(Excerpt from a dataset)
- - - - - - -

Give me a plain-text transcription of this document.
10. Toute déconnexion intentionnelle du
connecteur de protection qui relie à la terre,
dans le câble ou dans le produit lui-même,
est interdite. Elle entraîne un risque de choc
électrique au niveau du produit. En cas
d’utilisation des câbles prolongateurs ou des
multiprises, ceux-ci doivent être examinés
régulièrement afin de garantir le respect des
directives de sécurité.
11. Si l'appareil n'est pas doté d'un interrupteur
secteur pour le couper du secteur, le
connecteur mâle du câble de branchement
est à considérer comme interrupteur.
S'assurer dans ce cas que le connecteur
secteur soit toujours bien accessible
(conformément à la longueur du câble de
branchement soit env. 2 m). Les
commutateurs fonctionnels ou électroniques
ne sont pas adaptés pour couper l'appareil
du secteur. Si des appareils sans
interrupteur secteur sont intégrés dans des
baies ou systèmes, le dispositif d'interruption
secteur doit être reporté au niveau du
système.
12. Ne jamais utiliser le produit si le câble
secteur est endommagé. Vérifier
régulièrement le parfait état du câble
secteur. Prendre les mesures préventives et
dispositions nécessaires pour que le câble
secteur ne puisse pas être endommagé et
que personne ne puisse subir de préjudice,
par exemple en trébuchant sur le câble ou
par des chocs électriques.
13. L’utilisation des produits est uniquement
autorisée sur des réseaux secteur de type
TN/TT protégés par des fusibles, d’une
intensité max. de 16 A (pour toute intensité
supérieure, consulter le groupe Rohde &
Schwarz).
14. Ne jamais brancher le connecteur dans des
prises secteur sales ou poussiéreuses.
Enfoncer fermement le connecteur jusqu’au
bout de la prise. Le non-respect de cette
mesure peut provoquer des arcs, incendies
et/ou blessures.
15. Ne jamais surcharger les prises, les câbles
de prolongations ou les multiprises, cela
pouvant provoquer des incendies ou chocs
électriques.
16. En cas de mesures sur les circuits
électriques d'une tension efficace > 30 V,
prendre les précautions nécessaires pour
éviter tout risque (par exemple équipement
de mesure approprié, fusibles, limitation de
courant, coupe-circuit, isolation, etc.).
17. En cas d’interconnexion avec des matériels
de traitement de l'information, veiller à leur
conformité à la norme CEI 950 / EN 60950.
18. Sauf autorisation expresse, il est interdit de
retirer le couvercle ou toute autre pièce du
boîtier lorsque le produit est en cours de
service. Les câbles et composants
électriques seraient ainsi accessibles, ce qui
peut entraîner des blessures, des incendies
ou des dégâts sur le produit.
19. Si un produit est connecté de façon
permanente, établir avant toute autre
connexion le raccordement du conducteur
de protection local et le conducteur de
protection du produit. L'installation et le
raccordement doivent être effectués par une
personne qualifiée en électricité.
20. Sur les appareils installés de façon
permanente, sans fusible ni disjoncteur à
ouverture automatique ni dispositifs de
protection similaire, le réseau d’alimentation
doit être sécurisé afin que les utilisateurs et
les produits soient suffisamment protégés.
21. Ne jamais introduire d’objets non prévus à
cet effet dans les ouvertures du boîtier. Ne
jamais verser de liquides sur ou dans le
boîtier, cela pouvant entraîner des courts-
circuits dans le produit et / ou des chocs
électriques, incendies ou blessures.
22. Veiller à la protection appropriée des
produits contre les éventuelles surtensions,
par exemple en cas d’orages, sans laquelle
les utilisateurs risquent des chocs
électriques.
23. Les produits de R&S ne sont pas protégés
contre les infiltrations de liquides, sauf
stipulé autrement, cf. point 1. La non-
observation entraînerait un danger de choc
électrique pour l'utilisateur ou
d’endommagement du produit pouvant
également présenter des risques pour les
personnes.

- - - - - - -

Reproduce all of the entries word for word.

■ Correct output
Give me a plain-text transcription of this document.
10. Toute déconnexion intentionnelle du
connecteur de protection qui relie à la terre,
dans le câble ou dans le produit lui-même,
est interdite. Elle entraîne un risque de choc
électrique au niveau du produit. En cas
d’utilisation des câbles prolongateurs ou des
multiprises, ceux-ci doivent être examinés
régulièrement afin de garantir le respect des
directives de sécurité.
11. Si l'appareil n'est pas doté d'un interrupteur
secteur pour le couper du secteur, le
connecteur mâle du câble de branchement
est à considérer comme interrupteur.
S'assurer dans ce cas que le connecteur
secteur soit toujours bien accessible
(conformément à la longueur du câble de
branchement soit env. 2 m). Les
commutateurs fonctionnels ou électroniques
ne sont pas adaptés pour couper l'appareil
du secteur. Si des appareils sans
interrupteur secteur sont intégrés dans des
baies ou systèmes, le dispositif d'interruption
secteur doit être reporté au niveau du
système.
12. Ne jamais utiliser le produit si le câble
secteur est endommagé. Vérifier
régulièrement le parfait état du câble
secteur. Prendre les mesures préventives et
dispositions nécessaires pour que le câble
secteur ne puisse pas être endommagé et
que personne ne puisse subir de préjudice,
par exemple en trébuchant sur le câble ou
par des chocs électriques.
13. L’utilisation des produits est uniquement
autorisée sur des réseaux secteur de type
TN/TT protégés par des fusibles, d’une
intensité max. de 16 A (pour toute intensité
supérieure, consulter le groupe Rohde &
Schwarz).
14. Ne jamais brancher le connecteur dans des
prises secteur sales ou poussiéreuses.
Enfoncer fermement le connecteur jusqu’au
bout de la prise. Le non-respect de cette
mesure peut provoquer des arcs, incendies
et/ou blessures.
15. Ne jamais surcharger les prises, les câbles
de prolongations ou les multiprises, cela
pouvant provoquer des incendies ou chocs
électriques.
16. En cas de mesures sur les circuits
électriques d'une tension efficace > 30 V,
prendre les précautions nécessaires pour
éviter tout risque (par exemple équipement
de mesure approprié, fusibles, limitation de
courant, coupe-circuit, isolation, etc.).
17. En cas d’interconnexion avec des matériels
de traitement de l'information, veiller à leur
conformité à la norme CEI 950 / EN 60950.
18. Sauf autorisation expresse, il est interdit de
retirer le couvercle ou toute autre pièce du
boîtier lorsque le produit est en cours de
service. Les câbles et composants
électriques seraient ainsi accessibles, ce qui
peut entraîner des blessures, des incendies
ou des dégâts sur le produit.
19. Si un produit est connecté de façon
permanente, établir avant toute autre
connexion le raccordement du conducteur
de protection local et le conducteur de
protection du produit. L'installation et le
raccordement doivent être effectués par une
personne qualifiée en électricité.
20. Sur les appareils installés de façon
permanente, sans fusible ni disjoncteur à
ouverture automatique ni dispositifs de
protection similaire, le réseau d’alimentation
doit être sécurisé afin que les utilisateurs et
les produits soient suffisamment protégés.
21. Ne jamais introduire d’objets non prévus à
cet effet dans les ouvertures du boîtier. Ne
jamais verser de liquides sur ou dans le
boîtier, cela pouvant entraîner des courts-
circuits dans le produit et / ou des chocs
électriques, incendies ou blessures.
22. Veiller à la protection appropriée des
produits contre les éventuelles surtensions,
par exemple en cas d’orages, sans laquelle
les utilisateurs risquent des chocs
électriques.
23. Les produits de R&S ne sont pas protégés
contre les infiltrations de liquides, sauf
stipulé autrement, cf. point 1. La non-
observation entraînerait un danger de choc
électrique pour l'utilisateur ou
d’endommagement du produit pouvant
également présenter des risques pour les
personnes.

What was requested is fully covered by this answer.